**Task:**
Go through the entries below and collect each line with the string "title" in it.

**Input for this task:**

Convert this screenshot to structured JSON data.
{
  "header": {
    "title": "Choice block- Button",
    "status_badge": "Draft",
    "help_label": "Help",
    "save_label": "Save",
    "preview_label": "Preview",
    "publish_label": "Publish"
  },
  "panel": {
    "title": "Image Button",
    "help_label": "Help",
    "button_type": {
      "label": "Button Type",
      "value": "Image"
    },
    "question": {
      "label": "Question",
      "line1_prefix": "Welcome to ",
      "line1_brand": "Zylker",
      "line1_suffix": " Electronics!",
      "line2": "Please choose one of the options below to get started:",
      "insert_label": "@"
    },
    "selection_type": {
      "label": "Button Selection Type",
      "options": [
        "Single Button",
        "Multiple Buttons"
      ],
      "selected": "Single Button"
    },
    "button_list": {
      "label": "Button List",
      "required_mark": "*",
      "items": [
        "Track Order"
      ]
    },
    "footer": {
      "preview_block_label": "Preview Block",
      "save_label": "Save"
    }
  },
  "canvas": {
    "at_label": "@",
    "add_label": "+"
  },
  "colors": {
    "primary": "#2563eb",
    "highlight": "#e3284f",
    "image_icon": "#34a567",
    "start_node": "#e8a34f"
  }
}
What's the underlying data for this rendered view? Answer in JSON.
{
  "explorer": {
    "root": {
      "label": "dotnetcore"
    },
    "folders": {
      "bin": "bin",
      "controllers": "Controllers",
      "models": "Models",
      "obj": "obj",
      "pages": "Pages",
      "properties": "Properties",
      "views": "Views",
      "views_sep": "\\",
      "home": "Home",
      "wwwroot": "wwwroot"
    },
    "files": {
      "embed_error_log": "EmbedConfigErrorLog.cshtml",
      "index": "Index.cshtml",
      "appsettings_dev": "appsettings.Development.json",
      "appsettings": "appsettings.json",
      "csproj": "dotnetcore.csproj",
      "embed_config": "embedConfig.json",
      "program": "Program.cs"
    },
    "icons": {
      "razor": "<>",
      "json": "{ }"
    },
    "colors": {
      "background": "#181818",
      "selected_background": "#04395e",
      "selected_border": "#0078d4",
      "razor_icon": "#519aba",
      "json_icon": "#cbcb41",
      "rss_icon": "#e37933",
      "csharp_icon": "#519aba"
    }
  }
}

**Full solution:**
    "title": "Choice block- Button",
    "title": "Image Button",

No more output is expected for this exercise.